* _Exercise requirements_: Examine each line of the data. Copy those that contain the string "icon".

Records excerpted from a collection:
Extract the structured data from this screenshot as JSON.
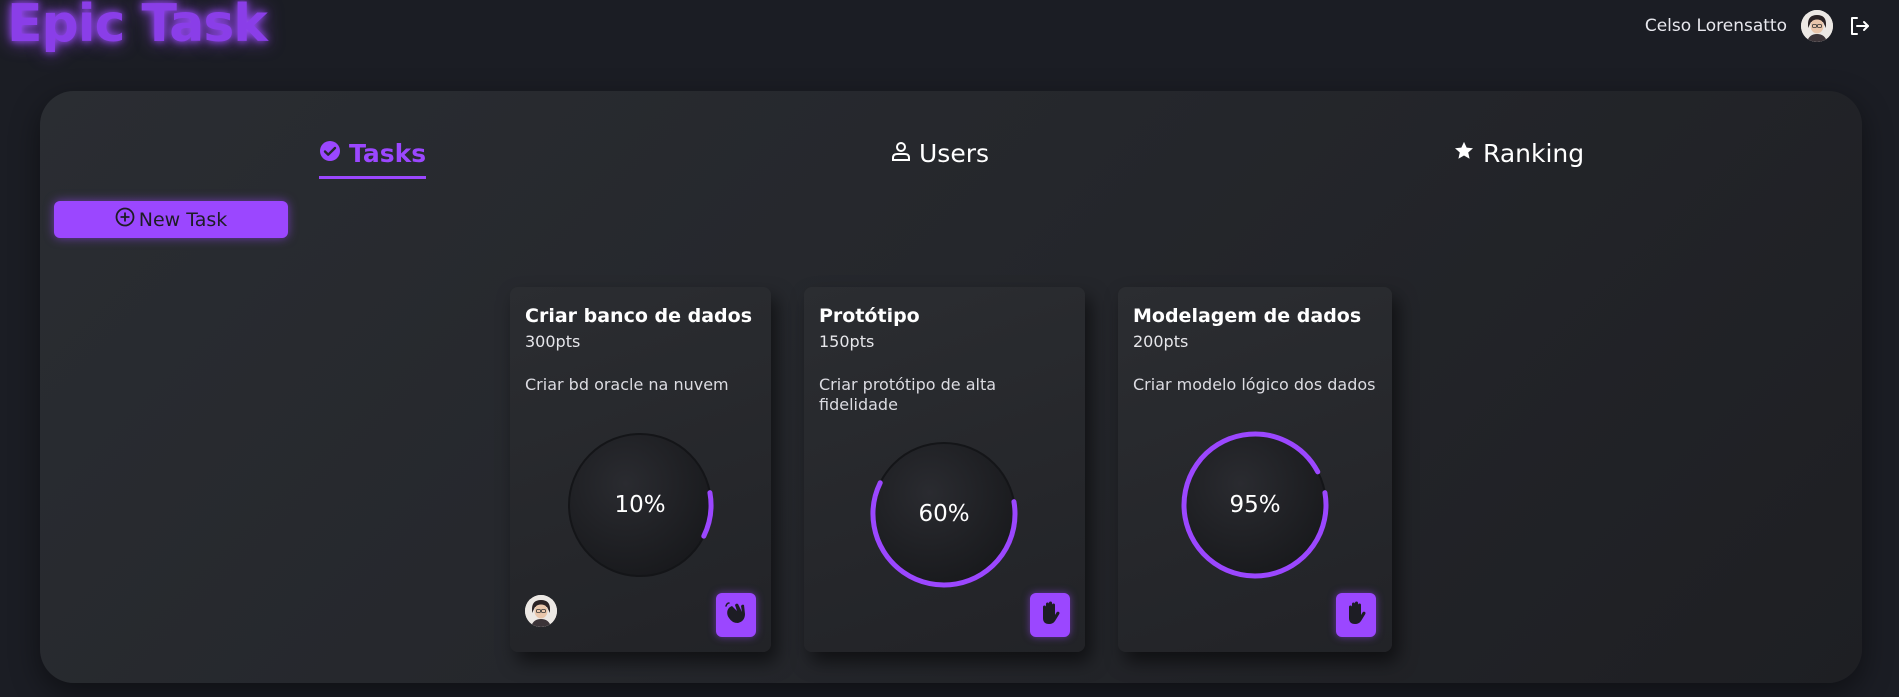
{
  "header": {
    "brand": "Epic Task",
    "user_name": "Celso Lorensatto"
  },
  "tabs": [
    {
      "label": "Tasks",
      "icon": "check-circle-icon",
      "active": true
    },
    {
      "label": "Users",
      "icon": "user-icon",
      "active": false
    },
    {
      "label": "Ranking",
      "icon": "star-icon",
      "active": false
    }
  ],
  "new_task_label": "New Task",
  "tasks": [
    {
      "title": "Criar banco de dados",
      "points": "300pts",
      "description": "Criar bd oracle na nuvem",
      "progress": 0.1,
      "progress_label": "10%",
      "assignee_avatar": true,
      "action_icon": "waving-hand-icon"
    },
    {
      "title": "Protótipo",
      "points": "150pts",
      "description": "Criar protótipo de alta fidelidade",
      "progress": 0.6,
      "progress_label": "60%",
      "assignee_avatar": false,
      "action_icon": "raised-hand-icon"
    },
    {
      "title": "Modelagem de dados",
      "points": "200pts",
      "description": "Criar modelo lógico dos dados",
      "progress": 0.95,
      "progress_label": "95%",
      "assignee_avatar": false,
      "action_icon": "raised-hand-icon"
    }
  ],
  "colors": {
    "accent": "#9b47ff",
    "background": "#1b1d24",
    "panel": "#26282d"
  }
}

...

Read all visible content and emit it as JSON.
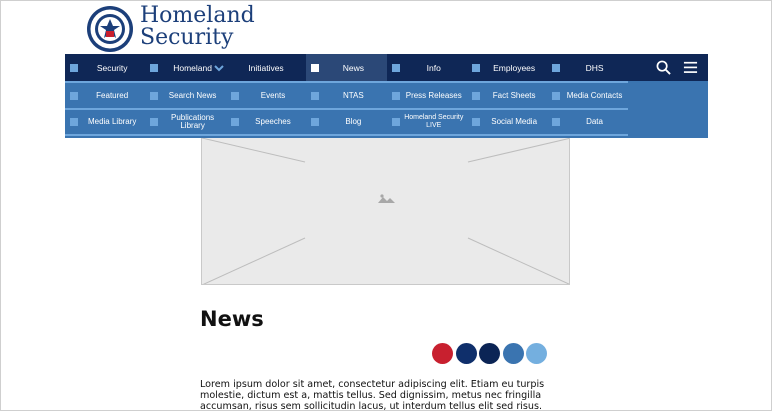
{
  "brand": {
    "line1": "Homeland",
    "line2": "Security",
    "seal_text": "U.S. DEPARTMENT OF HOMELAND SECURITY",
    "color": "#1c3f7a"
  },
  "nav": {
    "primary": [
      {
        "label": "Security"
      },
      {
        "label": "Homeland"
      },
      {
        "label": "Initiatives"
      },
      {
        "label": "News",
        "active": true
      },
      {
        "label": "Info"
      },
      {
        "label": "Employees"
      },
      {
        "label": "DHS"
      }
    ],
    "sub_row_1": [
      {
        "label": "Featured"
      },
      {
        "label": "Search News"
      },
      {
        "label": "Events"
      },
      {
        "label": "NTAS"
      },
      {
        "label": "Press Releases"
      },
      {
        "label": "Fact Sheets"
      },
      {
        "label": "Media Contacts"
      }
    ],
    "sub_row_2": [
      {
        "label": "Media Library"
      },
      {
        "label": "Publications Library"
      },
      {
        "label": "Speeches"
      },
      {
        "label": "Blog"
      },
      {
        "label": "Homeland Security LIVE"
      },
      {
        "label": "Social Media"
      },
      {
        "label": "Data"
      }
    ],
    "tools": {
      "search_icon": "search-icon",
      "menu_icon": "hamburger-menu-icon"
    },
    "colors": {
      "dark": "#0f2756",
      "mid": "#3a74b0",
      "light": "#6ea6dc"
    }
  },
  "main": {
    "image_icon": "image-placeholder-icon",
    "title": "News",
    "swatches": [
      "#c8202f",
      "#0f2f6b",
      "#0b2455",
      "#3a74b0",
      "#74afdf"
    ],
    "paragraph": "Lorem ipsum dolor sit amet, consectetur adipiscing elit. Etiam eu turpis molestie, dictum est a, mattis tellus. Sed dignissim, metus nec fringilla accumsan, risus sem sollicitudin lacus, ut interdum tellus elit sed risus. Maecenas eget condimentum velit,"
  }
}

* _Problem solution_:
      "icon": "check-circle-icon",
      "icon": "user-icon",
      "icon": "star-icon",
      "action_icon": "waving-hand-icon"
      "action_icon": "raised-hand-icon"
      "action_icon": "raised-hand-icon"
      "search_icon": "search-icon",
      "menu_icon": "hamburger-menu-icon"
    "image_icon": "image-placeholder-icon",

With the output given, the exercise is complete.